Print the full listing exactly.

--- BEGIN TASK MATERIAL ---

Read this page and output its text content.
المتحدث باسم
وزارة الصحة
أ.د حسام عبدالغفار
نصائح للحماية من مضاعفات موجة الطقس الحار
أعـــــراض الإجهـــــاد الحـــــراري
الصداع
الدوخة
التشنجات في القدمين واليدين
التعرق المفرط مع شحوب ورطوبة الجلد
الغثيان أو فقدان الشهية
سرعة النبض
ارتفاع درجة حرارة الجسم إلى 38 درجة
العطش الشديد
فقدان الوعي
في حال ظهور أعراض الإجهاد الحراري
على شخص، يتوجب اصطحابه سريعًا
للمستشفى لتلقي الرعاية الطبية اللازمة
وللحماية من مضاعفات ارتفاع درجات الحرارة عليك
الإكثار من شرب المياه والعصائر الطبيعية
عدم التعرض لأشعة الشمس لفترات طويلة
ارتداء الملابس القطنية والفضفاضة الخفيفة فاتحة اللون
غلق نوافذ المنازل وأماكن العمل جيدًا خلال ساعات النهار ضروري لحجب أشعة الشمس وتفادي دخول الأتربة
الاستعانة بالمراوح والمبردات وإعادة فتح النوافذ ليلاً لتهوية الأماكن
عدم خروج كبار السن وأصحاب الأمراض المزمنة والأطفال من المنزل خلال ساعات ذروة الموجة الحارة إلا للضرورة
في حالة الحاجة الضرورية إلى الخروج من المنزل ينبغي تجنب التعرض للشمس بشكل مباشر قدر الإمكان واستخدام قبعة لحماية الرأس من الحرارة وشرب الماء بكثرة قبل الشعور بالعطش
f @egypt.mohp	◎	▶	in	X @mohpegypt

--- END TASK MATERIAL ---

RESPONSE -
Read this page and output its text content.
المتحدث باسم
وزارة الصحة
أ.د حسام عبدالغفار
نصائح للحماية من مضاعفات موجة الطقس الحار
أعـــــراض الإجهـــــاد الحـــــراري
الصداع
الدوخة
التشنجات في القدمين واليدين
التعرق المفرط مع شحوب ورطوبة الجلد
الغثيان أو فقدان الشهية
سرعة النبض
ارتفاع درجة حرارة الجسم إلى 38 درجة
العطش الشديد
فقدان الوعي
في حال ظهور أعراض الإجهاد الحراري
على شخص، يتوجب اصطحابه سريعًا
للمستشفى لتلقي الرعاية الطبية اللازمة
وللحماية من مضاعفات ارتفاع درجات الحرارة عليك
الإكثار من شرب المياه والعصائر الطبيعية
عدم التعرض لأشعة الشمس لفترات طويلة
ارتداء الملابس القطنية والفضفاضة الخفيفة فاتحة اللون
غلق نوافذ المنازل وأماكن العمل جيدًا خلال ساعات النهار ضروري لحجب أشعة الشمس وتفادي دخول الأتربة
الاستعانة بالمراوح والمبردات وإعادة فتح النوافذ ليلاً لتهوية الأماكن
عدم خروج كبار السن وأصحاب الأمراض المزمنة والأطفال من المنزل خلال ساعات ذروة الموجة الحارة إلا للضرورة
في حالة الحاجة الضرورية إلى الخروج من المنزل ينبغي تجنب التعرض للشمس بشكل مباشر قدر الإمكان واستخدام قبعة لحماية الرأس من الحرارة وشرب الماء بكثرة قبل الشعور بالعطش
f @egypt.mohp	◎	▶	in	X @mohpegypt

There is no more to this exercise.